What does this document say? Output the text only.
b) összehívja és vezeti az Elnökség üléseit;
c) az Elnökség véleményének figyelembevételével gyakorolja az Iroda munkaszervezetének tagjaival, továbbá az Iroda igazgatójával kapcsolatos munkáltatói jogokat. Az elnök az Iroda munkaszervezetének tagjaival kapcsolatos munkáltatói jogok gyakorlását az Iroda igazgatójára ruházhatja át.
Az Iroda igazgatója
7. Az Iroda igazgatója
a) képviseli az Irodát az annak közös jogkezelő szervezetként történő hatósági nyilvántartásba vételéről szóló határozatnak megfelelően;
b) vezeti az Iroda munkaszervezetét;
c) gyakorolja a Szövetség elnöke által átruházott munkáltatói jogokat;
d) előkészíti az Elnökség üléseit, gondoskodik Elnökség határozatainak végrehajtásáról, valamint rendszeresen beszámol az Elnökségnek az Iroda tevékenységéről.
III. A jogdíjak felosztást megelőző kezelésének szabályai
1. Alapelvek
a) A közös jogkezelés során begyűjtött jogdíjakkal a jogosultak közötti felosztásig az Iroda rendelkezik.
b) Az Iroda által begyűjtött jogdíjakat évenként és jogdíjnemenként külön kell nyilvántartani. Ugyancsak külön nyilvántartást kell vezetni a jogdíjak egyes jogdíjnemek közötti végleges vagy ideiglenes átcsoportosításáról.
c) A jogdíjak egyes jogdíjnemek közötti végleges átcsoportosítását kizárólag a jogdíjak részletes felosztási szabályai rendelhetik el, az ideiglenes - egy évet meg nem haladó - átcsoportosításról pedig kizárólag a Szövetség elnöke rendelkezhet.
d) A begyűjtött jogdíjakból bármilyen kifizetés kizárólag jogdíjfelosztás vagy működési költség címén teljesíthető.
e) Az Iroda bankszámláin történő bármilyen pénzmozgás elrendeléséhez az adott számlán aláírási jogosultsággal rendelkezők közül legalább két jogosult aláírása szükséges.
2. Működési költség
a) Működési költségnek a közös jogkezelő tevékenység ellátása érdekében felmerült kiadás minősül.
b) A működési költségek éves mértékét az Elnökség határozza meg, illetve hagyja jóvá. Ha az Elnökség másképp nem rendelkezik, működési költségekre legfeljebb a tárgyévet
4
• • •
**Written task**. State how many lines of the listing above include the word "Elnökség". Give nothing but the number.

**Output for this task**. 4